THE PROBLEM. Show all lines from the listing below that contain "grid".

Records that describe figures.

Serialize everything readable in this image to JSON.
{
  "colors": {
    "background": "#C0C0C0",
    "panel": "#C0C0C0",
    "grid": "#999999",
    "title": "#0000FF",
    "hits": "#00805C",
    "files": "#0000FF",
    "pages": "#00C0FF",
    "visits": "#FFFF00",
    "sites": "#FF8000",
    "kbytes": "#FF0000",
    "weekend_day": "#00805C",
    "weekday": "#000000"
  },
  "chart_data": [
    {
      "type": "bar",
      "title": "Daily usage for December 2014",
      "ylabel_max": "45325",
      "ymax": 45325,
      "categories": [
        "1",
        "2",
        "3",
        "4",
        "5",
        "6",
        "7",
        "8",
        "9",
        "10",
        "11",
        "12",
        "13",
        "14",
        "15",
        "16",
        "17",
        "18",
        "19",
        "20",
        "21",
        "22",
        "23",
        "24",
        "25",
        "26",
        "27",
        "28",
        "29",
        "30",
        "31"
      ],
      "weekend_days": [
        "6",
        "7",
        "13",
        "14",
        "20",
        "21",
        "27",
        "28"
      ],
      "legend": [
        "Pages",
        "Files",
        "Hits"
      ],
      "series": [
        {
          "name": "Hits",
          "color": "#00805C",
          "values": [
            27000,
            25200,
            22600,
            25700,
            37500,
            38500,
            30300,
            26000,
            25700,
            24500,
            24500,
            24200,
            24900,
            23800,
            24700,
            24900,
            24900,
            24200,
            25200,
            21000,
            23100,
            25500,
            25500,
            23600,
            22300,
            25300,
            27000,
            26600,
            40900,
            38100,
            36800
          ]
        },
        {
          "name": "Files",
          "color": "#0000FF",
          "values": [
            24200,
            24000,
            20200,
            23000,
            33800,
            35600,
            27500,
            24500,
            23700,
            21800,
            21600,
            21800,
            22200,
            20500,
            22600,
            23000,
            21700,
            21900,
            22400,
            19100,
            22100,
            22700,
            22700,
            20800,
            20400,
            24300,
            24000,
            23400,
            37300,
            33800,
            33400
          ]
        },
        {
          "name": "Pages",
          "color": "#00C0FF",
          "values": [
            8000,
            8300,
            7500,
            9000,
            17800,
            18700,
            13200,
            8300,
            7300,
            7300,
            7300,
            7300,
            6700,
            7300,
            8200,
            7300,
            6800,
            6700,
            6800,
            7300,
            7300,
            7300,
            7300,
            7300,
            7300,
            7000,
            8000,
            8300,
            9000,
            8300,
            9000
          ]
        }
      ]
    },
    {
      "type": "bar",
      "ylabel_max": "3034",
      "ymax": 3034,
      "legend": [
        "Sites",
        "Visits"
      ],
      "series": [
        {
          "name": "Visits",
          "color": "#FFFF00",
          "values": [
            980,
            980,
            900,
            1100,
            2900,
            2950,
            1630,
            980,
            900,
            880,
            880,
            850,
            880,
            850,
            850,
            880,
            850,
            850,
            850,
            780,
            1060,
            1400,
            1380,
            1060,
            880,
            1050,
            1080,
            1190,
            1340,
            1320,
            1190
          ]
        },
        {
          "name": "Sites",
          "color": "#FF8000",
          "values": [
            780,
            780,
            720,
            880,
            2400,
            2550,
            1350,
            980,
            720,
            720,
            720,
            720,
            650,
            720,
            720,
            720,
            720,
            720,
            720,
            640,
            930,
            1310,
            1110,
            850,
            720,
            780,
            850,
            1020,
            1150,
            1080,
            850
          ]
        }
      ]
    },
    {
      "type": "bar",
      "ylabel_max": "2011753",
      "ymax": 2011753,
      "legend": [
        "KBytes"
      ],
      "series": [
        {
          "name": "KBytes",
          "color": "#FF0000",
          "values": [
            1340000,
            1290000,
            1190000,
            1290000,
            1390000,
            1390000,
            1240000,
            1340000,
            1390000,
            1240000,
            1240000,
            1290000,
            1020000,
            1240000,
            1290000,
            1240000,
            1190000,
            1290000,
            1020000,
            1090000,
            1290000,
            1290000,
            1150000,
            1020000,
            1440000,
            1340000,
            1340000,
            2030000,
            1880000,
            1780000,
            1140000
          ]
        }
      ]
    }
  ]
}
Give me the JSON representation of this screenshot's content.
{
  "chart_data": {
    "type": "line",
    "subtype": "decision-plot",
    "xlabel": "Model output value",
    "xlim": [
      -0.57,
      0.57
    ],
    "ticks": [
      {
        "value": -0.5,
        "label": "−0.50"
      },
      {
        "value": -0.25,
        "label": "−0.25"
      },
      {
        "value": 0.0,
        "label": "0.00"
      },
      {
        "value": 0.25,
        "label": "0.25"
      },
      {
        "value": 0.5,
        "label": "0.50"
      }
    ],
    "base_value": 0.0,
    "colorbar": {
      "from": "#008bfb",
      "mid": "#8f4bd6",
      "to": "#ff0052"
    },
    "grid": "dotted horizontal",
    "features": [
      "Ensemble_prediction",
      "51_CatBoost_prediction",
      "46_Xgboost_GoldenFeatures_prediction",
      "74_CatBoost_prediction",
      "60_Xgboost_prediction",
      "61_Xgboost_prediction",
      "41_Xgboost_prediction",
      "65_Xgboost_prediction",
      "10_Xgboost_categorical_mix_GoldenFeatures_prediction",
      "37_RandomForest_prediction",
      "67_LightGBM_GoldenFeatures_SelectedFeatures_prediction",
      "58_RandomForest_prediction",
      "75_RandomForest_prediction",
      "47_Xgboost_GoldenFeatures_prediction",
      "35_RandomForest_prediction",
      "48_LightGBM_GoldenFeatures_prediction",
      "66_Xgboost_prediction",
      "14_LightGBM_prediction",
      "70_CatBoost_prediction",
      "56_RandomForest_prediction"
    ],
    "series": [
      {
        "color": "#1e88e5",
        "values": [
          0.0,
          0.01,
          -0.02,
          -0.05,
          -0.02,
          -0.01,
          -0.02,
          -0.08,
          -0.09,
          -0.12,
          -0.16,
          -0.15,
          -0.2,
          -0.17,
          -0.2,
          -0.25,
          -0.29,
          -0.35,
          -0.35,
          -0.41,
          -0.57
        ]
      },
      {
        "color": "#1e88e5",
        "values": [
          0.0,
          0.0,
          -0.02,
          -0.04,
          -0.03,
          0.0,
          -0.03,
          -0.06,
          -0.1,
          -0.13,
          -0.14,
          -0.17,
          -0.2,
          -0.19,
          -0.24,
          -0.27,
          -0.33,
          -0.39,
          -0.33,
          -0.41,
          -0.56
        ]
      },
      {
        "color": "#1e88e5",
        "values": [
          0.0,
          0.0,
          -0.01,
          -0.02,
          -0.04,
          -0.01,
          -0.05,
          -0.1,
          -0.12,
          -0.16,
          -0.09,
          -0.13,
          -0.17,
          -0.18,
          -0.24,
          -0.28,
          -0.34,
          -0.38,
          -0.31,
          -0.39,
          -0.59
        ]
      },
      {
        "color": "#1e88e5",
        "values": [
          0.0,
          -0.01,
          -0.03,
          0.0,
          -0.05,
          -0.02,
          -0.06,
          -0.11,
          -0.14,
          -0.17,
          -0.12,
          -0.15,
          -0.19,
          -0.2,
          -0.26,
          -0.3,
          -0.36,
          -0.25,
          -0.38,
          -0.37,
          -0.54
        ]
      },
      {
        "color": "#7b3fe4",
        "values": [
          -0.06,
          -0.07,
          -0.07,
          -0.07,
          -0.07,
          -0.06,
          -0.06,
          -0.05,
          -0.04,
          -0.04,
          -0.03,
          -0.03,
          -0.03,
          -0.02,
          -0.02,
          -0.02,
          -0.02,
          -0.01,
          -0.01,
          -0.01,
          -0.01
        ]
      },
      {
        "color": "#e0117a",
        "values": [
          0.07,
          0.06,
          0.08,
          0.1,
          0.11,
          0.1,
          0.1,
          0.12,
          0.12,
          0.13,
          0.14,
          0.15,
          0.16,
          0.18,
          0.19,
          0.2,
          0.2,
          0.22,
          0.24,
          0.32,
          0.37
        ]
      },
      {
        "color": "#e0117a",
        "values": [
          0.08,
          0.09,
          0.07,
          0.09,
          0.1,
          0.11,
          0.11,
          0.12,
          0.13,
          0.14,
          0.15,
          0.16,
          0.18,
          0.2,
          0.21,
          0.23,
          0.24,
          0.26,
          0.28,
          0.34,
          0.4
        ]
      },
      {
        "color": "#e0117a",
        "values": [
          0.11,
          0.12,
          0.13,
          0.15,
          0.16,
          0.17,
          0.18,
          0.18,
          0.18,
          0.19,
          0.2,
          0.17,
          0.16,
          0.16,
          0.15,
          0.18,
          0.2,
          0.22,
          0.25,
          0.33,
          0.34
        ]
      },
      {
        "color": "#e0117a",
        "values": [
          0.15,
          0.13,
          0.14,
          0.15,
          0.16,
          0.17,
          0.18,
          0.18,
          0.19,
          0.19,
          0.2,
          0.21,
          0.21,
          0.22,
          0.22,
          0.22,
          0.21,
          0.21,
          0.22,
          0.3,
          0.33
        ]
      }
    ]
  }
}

COMPLETE OUTPUT.
    "grid": "#999999",
    "grid": "dotted horizontal",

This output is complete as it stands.